--- start Record excerpts ---

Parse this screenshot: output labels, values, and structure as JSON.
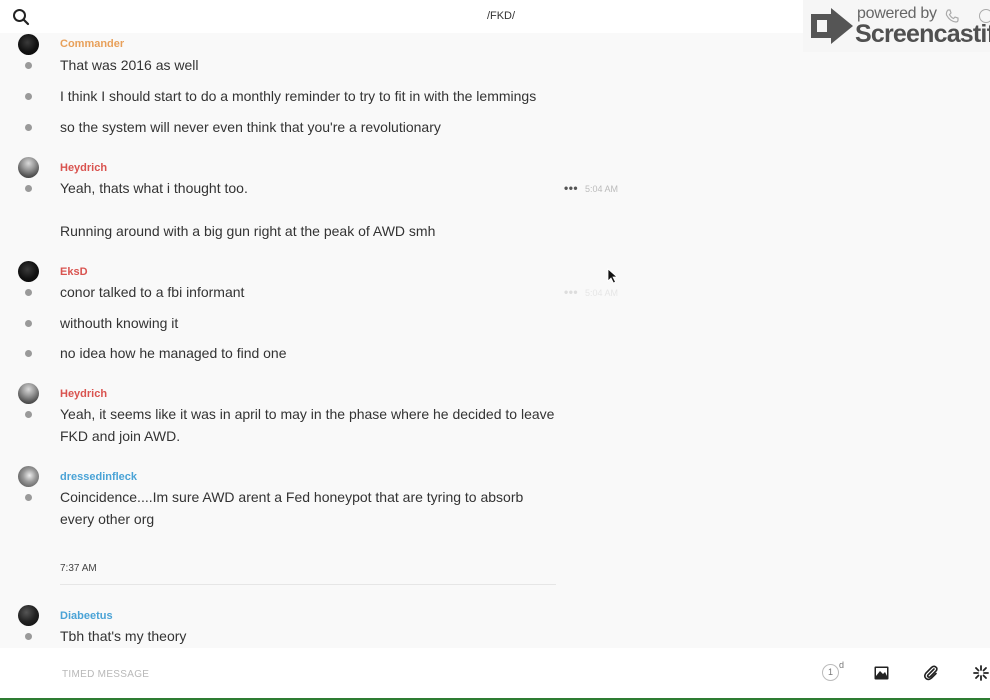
{
  "header": {
    "title": "/FKD/",
    "search_icon": "search-icon"
  },
  "watermark": {
    "small": "powered by",
    "brand": "Screencastify"
  },
  "messages": [
    {
      "user": "Commander",
      "user_color": "#e8a05a",
      "lines": [
        "That was 2016 as well",
        "I think I should start to do a monthly reminder to try to fit in with the lemmings",
        "so the system will never even think that you're a revolutionary"
      ]
    },
    {
      "user": "Heydrich",
      "user_color": "#d9534f",
      "lines": [
        "Yeah, thats what i thought too.",
        "Running around with a big gun right at the peak of AWD smh"
      ],
      "more_label": "•••",
      "timestamp": "5:04 AM"
    },
    {
      "user": "EksD",
      "user_color": "#d9534f",
      "lines": [
        "conor talked to a fbi informant",
        "withouth knowing it",
        "no idea how he managed to find one"
      ],
      "more_label": "•••",
      "timestamp": "5:04 AM"
    },
    {
      "user": "Heydrich",
      "user_color": "#d9534f",
      "lines": [
        "Yeah, it seems like it was in april to may in the phase where he decided to leave FKD and join AWD."
      ]
    },
    {
      "user": "dressedinfleck",
      "user_color": "#4aa3d6",
      "lines": [
        "Coincidence....Im sure AWD arent a Fed honeypot that are tyring to absorb every other org"
      ]
    },
    {
      "user": "Diabeetus",
      "user_color": "#4aa3d6",
      "lines": [
        "Tbh that's my theory"
      ]
    }
  ],
  "time_divider": "7:37 AM",
  "composer": {
    "placeholder": "TIMED MESSAGE",
    "timer_value": "1",
    "timer_unit": "d"
  }
}
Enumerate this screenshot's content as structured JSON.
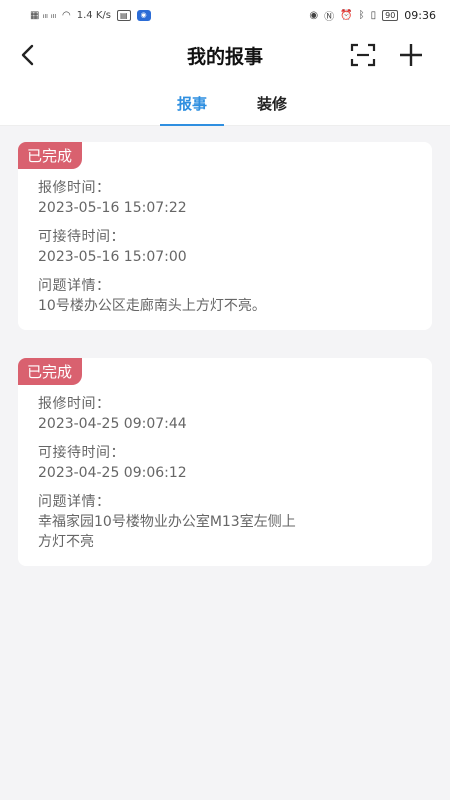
{
  "status_bar": {
    "left_text": "⁴⁶ᵢₗ ⁴⁶ᵢₗ",
    "speed": "1.4 K/s",
    "battery": "90",
    "time": "09:36"
  },
  "navbar": {
    "title": "我的报事"
  },
  "tabs": [
    {
      "label": "报事",
      "active": true
    },
    {
      "label": "装修",
      "active": false
    }
  ],
  "labels": {
    "repair_time": "报修时间：",
    "reception_time": "可接待时间：",
    "issue_detail": "问题详情："
  },
  "reports": [
    {
      "status": "已完成",
      "repair_time": "2023-05-16 15:07:22",
      "reception_time": "2023-05-16 15:07:00",
      "issue_detail": "10号楼办公区走廊南头上方灯不亮。"
    },
    {
      "status": "已完成",
      "repair_time": "2023-04-25 09:07:44",
      "reception_time": "2023-04-25 09:06:12",
      "issue_detail": "幸福家园10号楼物业办公室M13室左侧上方灯不亮"
    }
  ],
  "colors": {
    "accent": "#2f8fe0",
    "status_badge": "#d9616f",
    "background": "#f4f4f6"
  }
}
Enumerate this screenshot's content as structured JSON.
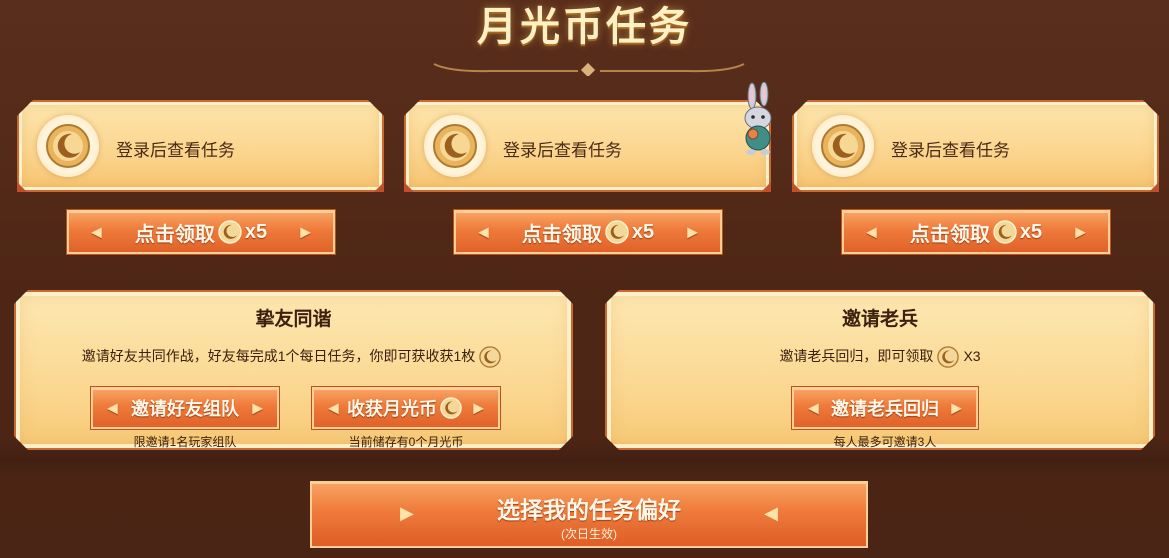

--- end Record excerpts ---

= Instruction =
Set the pictures aside and transcribe the data above exactly.

= The completed task =
Parse this screenshot: output labels, values, and structure as JSON.
{
  "header": {
    "title": "/FKD/",
    "search_icon": "search-icon"
  },
  "watermark": {
    "small": "powered by",
    "brand": "Screencastify"
  },
  "messages": [
    {
      "user": "Commander",
      "user_color": "#e8a05a",
      "lines": [
        "That was 2016 as well",
        "I think I should start to do a monthly reminder to try to fit in with the lemmings",
        "so the system will never even think that you're a revolutionary"
      ]
    },
    {
      "user": "Heydrich",
      "user_color": "#d9534f",
      "lines": [
        "Yeah, thats what i thought too.",
        "Running around with a big gun right at the peak of AWD smh"
      ],
      "more_label": "•••",
      "timestamp": "5:04 AM"
    },
    {
      "user": "EksD",
      "user_color": "#d9534f",
      "lines": [
        "conor talked to a fbi informant",
        "withouth knowing it",
        "no idea how he managed to find one"
      ],
      "more_label": "•••",
      "timestamp": "5:04 AM"
    },
    {
      "user": "Heydrich",
      "user_color": "#d9534f",
      "lines": [
        "Yeah, it seems like it was in april to may in the phase where he decided to leave FKD and join AWD."
      ]
    },
    {
      "user": "dressedinfleck",
      "user_color": "#4aa3d6",
      "lines": [
        "Coincidence....Im sure AWD arent a Fed honeypot that are tyring to absorb every other org"
      ]
    },
    {
      "user": "Diabeetus",
      "user_color": "#4aa3d6",
      "lines": [
        "Tbh that's my theory"
      ]
    }
  ],
  "time_divider": "7:37 AM",
  "composer": {
    "placeholder": "TIMED MESSAGE",
    "timer_value": "1",
    "timer_unit": "d"
  }
}
Enumerate this screenshot's content as structured JSON.
{
  "status_bar": {
    "left_text": "⁴⁶ᵢₗ ⁴⁶ᵢₗ",
    "speed": "1.4 K/s",
    "battery": "90",
    "time": "09:36"
  },
  "navbar": {
    "title": "我的报事"
  },
  "tabs": [
    {
      "label": "报事",
      "active": true
    },
    {
      "label": "装修",
      "active": false
    }
  ],
  "labels": {
    "repair_time": "报修时间：",
    "reception_time": "可接待时间：",
    "issue_detail": "问题详情："
  },
  "reports": [
    {
      "status": "已完成",
      "repair_time": "2023-05-16 15:07:22",
      "reception_time": "2023-05-16 15:07:00",
      "issue_detail": "10号楼办公区走廊南头上方灯不亮。"
    },
    {
      "status": "已完成",
      "repair_time": "2023-04-25 09:07:44",
      "reception_time": "2023-04-25 09:06:12",
      "issue_detail": "幸福家园10号楼物业办公室M13室左侧上方灯不亮"
    }
  ],
  "colors": {
    "accent": "#2f8fe0",
    "status_badge": "#d9616f",
    "background": "#f4f4f6"
  }
}
Enumerate this screenshot's content as structured JSON.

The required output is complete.